— start —
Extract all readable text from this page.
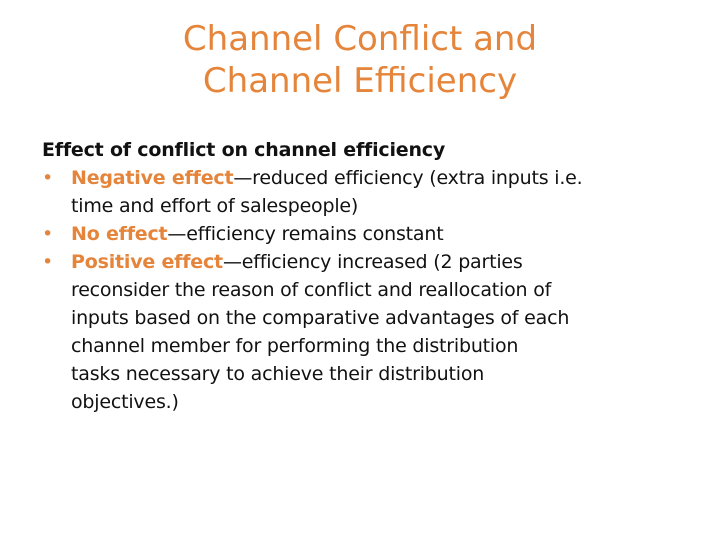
Channel Conflict and
Channel Efficiency

Effect of conflict on channel efficiency

• Negative effect—reduced efficiency (extra inputs i.e.
time and effort of salespeople)
• No effect—efficiency remains constant
• Positive effect—efficiency increased (2 parties
reconsider the reason of conflict and reallocation of
inputs based on the comparative advantages of each
channel member for performing the distribution
tasks necessary to achieve their distribution
objectives.)
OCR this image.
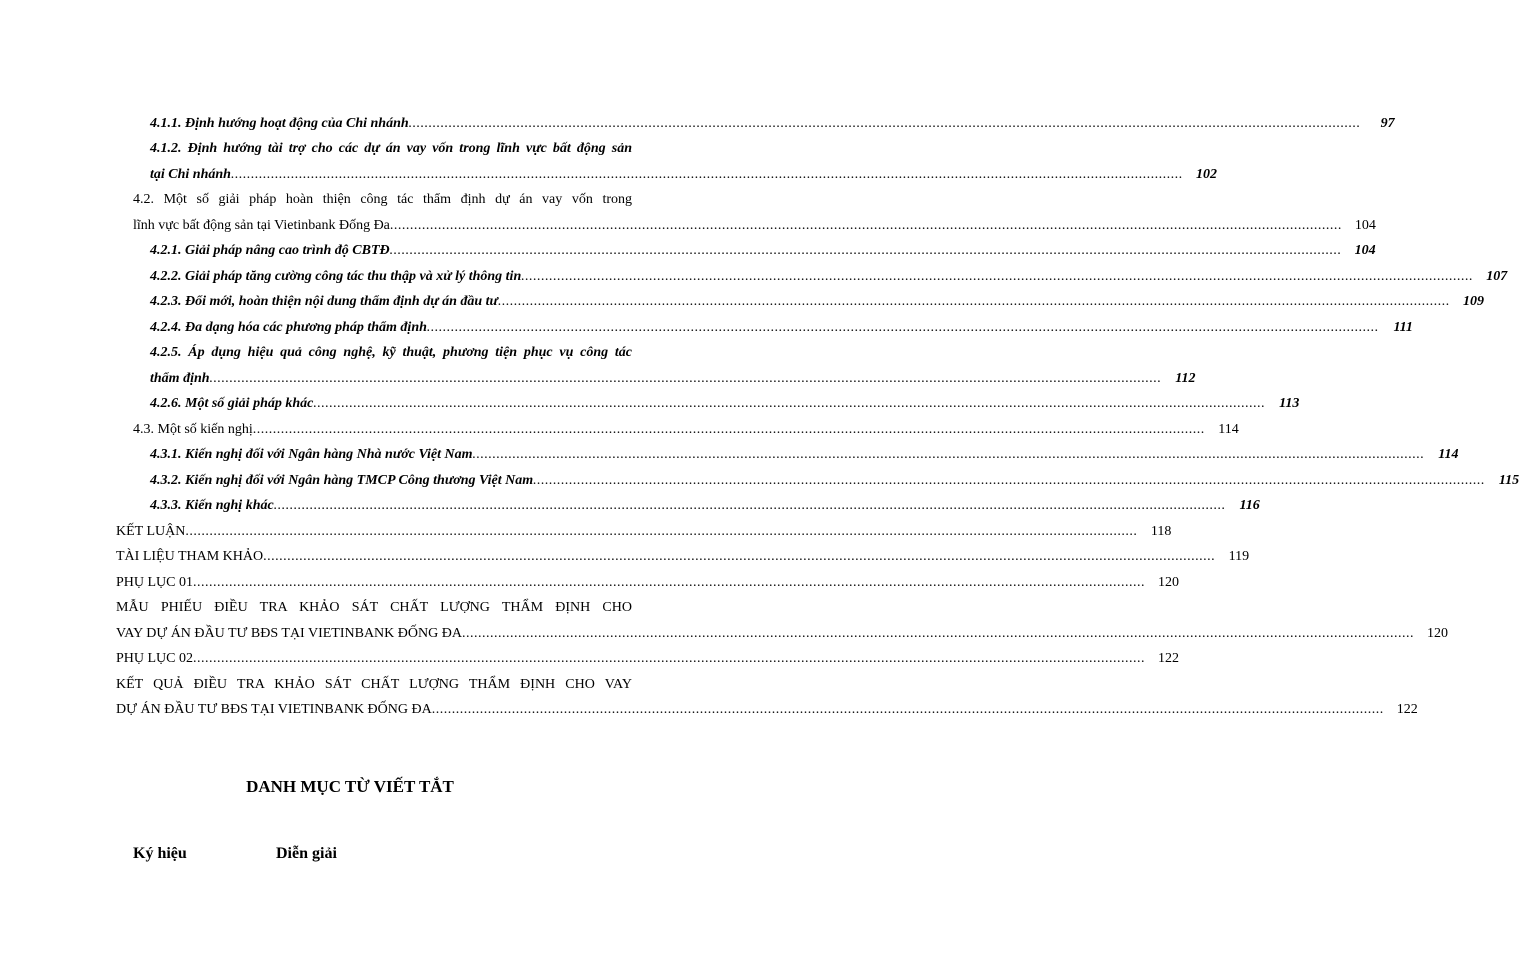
4.1.1. Định hướng hoạt động của Chi nhánh .....	97
4.1.2. Định hướng tài trợ cho các dự án vay vốn trong lĩnh vực bất động sản
tại Chi nhánh .....	102
4.2. Một số giải pháp hoàn thiện công tác thẩm định dự án vay vốn trong
lĩnh vực bất động sản tại Vietinbank Đống Đa .....	104
4.2.1. Giải pháp nâng cao trình độ CBTĐ .....	104
4.2.2. Giải pháp tăng cường công tác thu thập và xử lý thông tin .....	107
4.2.3. Đổi mới, hoàn thiện nội dung thẩm định dự án đầu tư .....	109
4.2.4. Đa dạng hóa các phương pháp thẩm định .....	111
4.2.5. Áp dụng hiệu quả công nghệ, kỹ thuật, phương tiện phục vụ công tác
thẩm định .....	112
4.2.6. Một số giải pháp khác .....	113
4.3. Một số kiến nghị .....	114
4.3.1. Kiến nghị đối với Ngân hàng Nhà nước Việt Nam .....	114
4.3.2. Kiến nghị đối với Ngân hàng TMCP Công thương Việt Nam .....	115
4.3.3. Kiến nghị khác .....	116
KẾT LUẬN .....	118
TÀI LIỆU THAM KHẢO .....	119
PHỤ LỤC 01 .....	120
MẪU PHIẾU ĐIỀU TRA KHẢO SÁT CHẤT LƯỢNG THẨM ĐỊNH CHO
VAY DỰ ÁN ĐẦU TƯ BĐS TẠI VIETINBANK ĐỐNG ĐA .....	120
PHỤ LỤC 02 .....	122
KẾT QUẢ ĐIỀU TRA KHẢO SÁT CHẤT LƯỢNG THẨM ĐỊNH CHO VAY
DỰ ÁN ĐẦU TƯ BĐS TẠI VIETINBANK ĐỐNG ĐA .....	122
DANH MỤC TỪ VIẾT TẮT
Ký hiệu	Diễn giải
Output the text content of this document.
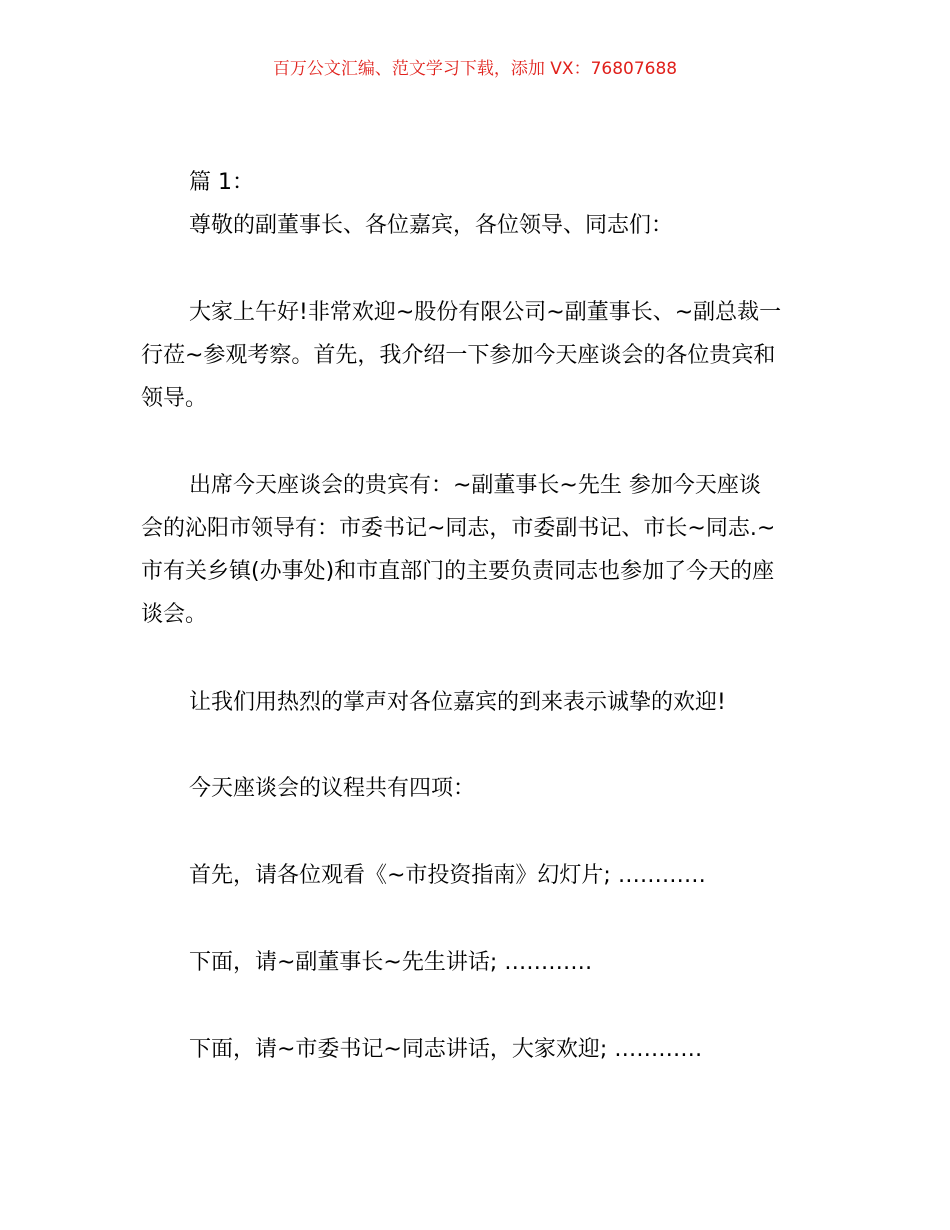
百万公文汇编、范文学习下载，添加 VX：76807688
篇 1：
尊敬的副董事长、各位嘉宾，各位领导、同志们：
大家上午好!非常欢迎~股份有限公司~副董事长、~副总裁一
行莅~参观考察。首先，我介绍一下参加今天座谈会的各位贵宾和
领导。
出席今天座谈会的贵宾有：~副董事长~先生 参加今天座谈
会的沁阳市领导有：市委书记~同志，市委副书记、市长~同志.~
市有关乡镇(办事处)和市直部门的主要负责同志也参加了今天的座
谈会。
让我们用热烈的掌声对各位嘉宾的到来表示诚挚的欢迎!
今天座谈会的议程共有四项：
首先，请各位观看《~市投资指南》幻灯片; …………
下面，请~副董事长~先生讲话; …………
下面，请~市委书记~同志讲话，大家欢迎; …………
— end —
# PROMPT
Search the lines for "Việt". Copy each line that has it.

# RESPONSE FOR THIS EXERCISE
4.3.1. Kiến nghị đối với Ngân hàng Nhà nước Việt Nam .....	114
4.3.2. Kiến nghị đối với Ngân hàng TMCP Công thương Việt Nam .....	115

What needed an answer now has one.